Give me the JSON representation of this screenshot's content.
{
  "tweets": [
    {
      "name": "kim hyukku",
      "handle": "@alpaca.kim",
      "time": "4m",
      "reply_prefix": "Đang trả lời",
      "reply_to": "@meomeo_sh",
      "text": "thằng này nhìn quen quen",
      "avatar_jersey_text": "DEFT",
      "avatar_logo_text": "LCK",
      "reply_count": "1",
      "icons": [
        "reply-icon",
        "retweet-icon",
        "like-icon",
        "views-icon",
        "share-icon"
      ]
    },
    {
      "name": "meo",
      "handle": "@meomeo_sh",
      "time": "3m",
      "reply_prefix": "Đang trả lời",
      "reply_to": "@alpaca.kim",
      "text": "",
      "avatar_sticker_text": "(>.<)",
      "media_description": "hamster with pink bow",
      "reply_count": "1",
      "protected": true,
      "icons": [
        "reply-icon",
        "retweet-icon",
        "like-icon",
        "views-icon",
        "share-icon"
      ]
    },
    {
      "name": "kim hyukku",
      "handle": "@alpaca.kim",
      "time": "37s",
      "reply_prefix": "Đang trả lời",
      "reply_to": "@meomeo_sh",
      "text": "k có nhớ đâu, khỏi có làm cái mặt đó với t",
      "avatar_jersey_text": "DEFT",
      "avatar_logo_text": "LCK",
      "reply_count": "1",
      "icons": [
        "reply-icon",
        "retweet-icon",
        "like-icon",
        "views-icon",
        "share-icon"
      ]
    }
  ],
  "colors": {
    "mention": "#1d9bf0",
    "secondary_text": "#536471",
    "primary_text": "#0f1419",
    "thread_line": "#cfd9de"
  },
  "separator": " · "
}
...
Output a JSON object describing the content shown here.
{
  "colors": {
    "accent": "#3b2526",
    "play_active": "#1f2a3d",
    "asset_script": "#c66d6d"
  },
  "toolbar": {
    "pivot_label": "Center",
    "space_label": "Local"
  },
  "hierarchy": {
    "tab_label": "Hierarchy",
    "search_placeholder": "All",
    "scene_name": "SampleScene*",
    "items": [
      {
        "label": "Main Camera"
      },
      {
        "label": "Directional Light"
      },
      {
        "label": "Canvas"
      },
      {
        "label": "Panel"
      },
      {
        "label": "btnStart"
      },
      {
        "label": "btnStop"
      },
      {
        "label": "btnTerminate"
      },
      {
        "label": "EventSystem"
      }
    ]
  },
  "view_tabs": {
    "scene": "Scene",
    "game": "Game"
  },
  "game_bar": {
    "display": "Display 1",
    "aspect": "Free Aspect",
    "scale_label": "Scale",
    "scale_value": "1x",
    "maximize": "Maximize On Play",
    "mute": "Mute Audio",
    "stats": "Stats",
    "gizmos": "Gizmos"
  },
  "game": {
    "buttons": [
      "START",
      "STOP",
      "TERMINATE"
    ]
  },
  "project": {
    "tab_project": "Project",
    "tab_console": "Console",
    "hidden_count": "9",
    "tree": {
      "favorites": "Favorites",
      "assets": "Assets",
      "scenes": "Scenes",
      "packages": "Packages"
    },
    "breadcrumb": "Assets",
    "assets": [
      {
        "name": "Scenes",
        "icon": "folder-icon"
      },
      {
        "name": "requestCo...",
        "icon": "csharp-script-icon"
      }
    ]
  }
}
* * *
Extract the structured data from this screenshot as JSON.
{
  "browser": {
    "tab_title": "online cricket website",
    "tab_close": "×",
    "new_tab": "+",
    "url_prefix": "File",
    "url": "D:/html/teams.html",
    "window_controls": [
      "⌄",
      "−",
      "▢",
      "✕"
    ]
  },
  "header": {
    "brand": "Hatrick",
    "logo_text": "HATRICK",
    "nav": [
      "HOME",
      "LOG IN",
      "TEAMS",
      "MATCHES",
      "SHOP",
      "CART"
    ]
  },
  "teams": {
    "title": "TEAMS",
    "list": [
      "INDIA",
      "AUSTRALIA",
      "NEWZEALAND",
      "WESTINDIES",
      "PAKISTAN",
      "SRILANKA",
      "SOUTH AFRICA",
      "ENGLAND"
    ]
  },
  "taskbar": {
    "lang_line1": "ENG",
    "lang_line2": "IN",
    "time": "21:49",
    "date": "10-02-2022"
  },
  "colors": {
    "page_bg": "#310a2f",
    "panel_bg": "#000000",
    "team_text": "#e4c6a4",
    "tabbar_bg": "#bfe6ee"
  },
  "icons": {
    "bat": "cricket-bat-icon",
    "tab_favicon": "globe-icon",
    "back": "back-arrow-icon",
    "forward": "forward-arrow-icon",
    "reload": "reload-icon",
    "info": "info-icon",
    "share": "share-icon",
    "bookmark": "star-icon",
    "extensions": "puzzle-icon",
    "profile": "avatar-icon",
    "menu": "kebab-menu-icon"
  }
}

TASK DIRECTIONS: From the data above, copy each line where the string "cricket" appears.

PROBLEM SOLUTION:
    "tab_title": "online cricket website",
    "bat": "cricket-bat-icon",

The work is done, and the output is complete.